Data for this task:

-- start --

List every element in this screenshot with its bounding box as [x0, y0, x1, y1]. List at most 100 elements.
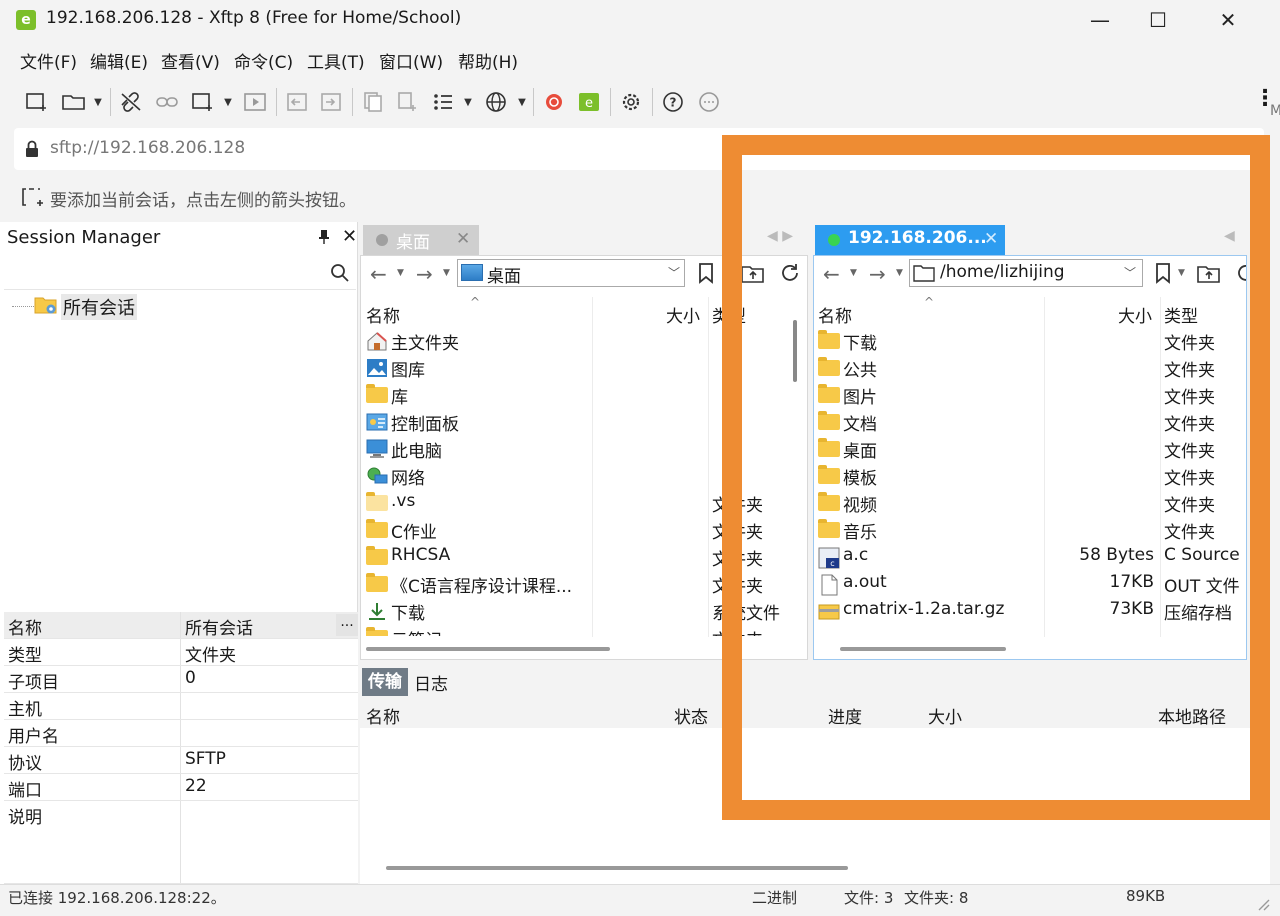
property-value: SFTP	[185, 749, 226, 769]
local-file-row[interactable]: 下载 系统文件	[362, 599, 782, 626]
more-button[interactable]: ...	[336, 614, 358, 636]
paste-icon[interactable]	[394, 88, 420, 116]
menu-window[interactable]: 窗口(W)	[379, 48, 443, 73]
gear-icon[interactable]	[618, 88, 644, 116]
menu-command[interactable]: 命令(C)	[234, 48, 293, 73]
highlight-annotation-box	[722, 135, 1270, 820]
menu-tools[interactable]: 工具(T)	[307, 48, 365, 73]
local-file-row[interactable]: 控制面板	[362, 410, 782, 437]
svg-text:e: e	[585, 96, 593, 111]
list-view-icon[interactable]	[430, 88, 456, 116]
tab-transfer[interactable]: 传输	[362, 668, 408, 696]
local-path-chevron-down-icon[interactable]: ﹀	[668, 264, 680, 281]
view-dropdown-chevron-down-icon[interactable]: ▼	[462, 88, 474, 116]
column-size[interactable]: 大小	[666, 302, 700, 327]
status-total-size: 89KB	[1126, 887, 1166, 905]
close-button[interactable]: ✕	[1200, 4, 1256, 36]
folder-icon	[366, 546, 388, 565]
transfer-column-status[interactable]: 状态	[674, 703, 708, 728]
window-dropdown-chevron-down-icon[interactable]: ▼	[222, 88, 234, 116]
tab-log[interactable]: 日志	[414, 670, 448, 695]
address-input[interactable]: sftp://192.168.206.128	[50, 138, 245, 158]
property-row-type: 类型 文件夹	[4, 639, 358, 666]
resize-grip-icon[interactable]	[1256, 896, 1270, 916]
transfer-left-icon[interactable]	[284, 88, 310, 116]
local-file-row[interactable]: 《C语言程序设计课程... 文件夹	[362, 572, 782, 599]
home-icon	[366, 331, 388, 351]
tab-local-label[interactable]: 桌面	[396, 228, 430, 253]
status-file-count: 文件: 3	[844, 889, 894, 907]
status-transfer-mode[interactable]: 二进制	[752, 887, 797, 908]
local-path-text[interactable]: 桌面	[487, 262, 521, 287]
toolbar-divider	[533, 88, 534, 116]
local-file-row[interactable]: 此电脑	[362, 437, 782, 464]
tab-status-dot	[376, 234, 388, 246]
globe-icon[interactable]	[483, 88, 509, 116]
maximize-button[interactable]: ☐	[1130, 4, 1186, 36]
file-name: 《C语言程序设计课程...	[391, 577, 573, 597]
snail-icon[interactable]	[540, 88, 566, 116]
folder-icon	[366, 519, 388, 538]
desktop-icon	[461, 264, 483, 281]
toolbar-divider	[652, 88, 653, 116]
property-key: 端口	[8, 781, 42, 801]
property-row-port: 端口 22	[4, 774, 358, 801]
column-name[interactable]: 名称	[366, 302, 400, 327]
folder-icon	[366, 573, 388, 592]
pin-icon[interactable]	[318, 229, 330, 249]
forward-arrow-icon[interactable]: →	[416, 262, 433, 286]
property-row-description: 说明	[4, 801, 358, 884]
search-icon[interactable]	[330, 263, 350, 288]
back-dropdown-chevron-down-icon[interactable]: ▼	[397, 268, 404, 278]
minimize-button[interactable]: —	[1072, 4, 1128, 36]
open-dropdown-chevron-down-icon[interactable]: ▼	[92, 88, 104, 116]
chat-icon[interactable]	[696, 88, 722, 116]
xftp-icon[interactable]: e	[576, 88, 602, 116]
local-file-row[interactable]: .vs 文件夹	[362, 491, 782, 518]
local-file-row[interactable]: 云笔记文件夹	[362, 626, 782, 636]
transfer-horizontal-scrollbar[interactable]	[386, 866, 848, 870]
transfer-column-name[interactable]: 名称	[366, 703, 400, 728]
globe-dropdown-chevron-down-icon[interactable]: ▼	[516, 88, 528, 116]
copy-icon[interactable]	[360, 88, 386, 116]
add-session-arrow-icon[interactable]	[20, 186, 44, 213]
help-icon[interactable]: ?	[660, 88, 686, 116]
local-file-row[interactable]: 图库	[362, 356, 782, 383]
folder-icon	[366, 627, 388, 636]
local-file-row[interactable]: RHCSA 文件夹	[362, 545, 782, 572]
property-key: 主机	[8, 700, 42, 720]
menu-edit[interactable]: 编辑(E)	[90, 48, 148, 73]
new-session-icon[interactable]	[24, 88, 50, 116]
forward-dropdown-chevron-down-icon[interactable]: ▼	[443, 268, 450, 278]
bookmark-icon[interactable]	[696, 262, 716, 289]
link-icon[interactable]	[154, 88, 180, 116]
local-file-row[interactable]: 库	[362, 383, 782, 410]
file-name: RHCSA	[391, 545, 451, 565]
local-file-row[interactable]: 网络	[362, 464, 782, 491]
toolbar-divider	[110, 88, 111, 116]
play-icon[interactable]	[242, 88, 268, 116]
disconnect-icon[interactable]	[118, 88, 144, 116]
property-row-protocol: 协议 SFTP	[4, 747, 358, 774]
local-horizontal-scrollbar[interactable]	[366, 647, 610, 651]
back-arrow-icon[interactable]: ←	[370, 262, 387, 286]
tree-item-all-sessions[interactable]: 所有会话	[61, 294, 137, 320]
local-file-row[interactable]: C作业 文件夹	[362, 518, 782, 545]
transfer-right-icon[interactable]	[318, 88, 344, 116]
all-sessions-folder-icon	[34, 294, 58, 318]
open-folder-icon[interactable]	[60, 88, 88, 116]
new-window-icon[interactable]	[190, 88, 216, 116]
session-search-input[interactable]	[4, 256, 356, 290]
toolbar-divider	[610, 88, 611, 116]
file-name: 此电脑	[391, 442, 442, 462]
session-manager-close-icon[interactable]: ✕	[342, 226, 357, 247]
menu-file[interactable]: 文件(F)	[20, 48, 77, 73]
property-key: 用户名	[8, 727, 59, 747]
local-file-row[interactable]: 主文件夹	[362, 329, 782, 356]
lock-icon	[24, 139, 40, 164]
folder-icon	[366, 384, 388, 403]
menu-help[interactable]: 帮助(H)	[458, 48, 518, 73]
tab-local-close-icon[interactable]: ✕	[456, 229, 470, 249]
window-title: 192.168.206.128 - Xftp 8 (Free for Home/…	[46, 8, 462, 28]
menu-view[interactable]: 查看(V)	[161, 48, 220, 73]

-- end --
-- start --

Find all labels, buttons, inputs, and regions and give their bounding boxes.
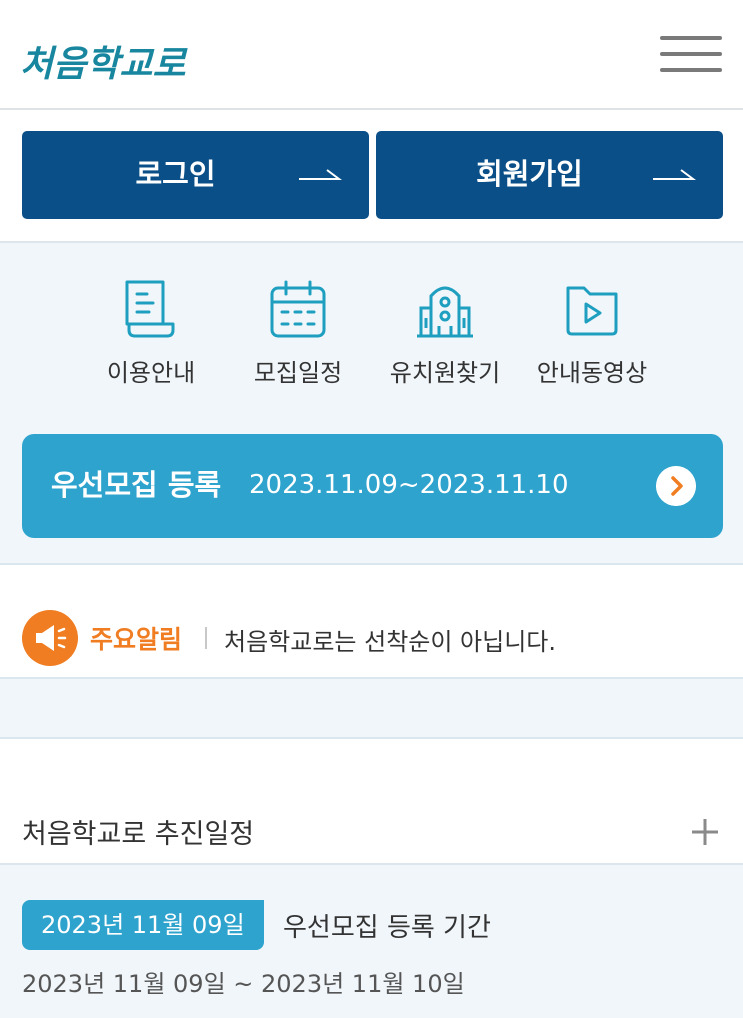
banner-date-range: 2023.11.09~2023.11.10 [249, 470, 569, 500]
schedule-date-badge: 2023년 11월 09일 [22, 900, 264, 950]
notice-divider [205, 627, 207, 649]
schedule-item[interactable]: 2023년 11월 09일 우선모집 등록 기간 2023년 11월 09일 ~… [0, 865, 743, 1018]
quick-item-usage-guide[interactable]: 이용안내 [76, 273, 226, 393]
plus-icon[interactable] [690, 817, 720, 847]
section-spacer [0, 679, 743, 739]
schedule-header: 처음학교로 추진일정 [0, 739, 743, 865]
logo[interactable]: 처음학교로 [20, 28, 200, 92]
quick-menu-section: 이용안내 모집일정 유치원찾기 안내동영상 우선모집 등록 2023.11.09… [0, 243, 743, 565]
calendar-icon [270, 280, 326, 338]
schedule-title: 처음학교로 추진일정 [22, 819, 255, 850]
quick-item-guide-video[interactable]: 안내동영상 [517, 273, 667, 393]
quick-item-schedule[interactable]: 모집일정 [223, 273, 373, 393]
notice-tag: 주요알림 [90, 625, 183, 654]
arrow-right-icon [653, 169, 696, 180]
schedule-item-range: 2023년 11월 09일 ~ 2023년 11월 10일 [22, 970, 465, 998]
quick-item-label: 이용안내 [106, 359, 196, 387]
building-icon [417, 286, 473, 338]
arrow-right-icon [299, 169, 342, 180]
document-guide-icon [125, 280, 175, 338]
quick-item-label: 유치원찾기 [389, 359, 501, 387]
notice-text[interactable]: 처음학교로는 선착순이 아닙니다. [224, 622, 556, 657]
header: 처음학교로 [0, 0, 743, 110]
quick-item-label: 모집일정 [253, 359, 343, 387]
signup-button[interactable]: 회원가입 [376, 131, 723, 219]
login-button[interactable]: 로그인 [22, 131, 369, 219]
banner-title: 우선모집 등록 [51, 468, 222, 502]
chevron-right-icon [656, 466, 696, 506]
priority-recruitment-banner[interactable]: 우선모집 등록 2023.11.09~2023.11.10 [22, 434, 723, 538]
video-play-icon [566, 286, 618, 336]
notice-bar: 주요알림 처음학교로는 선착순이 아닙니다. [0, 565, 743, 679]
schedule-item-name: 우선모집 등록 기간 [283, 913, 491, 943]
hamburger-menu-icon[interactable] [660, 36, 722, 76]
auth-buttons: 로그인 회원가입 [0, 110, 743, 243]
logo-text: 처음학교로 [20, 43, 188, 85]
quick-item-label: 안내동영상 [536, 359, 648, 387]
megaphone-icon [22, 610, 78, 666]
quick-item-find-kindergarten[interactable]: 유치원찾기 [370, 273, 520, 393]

-- end --
-- start --

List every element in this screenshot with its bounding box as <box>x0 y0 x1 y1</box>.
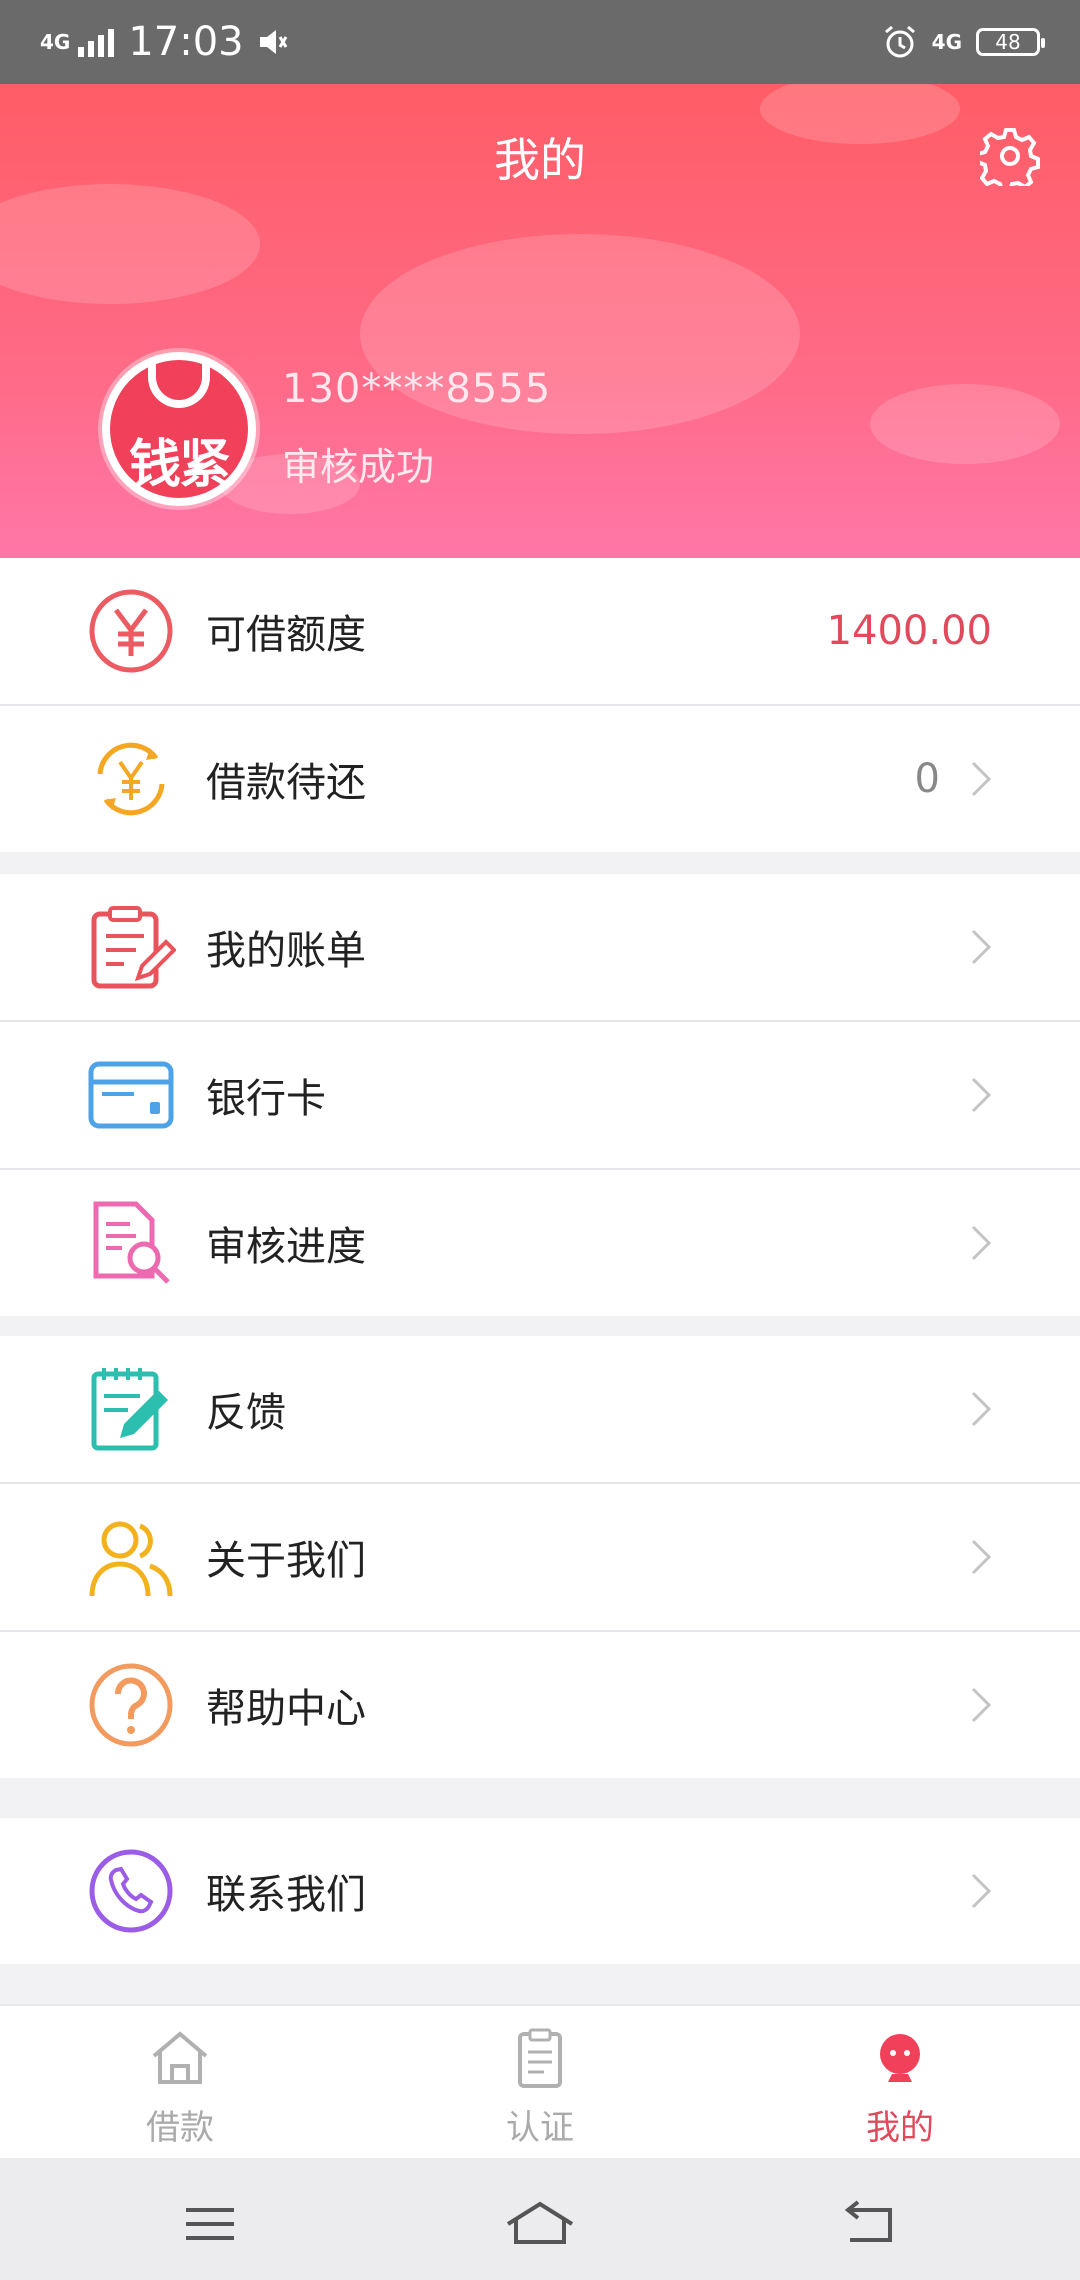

-- end --

Given exercise: Copy the lines of the records from the line containing "most 100 elements." through the line containing "546, 388, 565]", including both of those lines, and omit the picture.

Solved exercise:
List every element in this screenshot with its bounding box as [x0, y0, x1, y1]. List at most 100 elements.
property-value: SFTP	[185, 749, 226, 769]
local-file-row[interactable]: 下载 系统文件	[362, 599, 782, 626]
more-button[interactable]: ...	[336, 614, 358, 636]
paste-icon[interactable]	[394, 88, 420, 116]
menu-window[interactable]: 窗口(W)	[379, 48, 443, 73]
gear-icon[interactable]	[618, 88, 644, 116]
menu-command[interactable]: 命令(C)	[234, 48, 293, 73]
highlight-annotation-box	[722, 135, 1270, 820]
menu-tools[interactable]: 工具(T)	[307, 48, 365, 73]
local-file-row[interactable]: 控制面板	[362, 410, 782, 437]
svg-text:e: e	[585, 96, 593, 111]
list-view-icon[interactable]	[430, 88, 456, 116]
tab-transfer[interactable]: 传输	[362, 668, 408, 696]
local-path-chevron-down-icon[interactable]: ﹀	[668, 264, 680, 281]
view-dropdown-chevron-down-icon[interactable]: ▼	[462, 88, 474, 116]
column-size[interactable]: 大小	[666, 302, 700, 327]
status-total-size: 89KB	[1126, 887, 1166, 905]
close-button[interactable]: ✕	[1200, 4, 1256, 36]
folder-icon	[366, 546, 388, 565]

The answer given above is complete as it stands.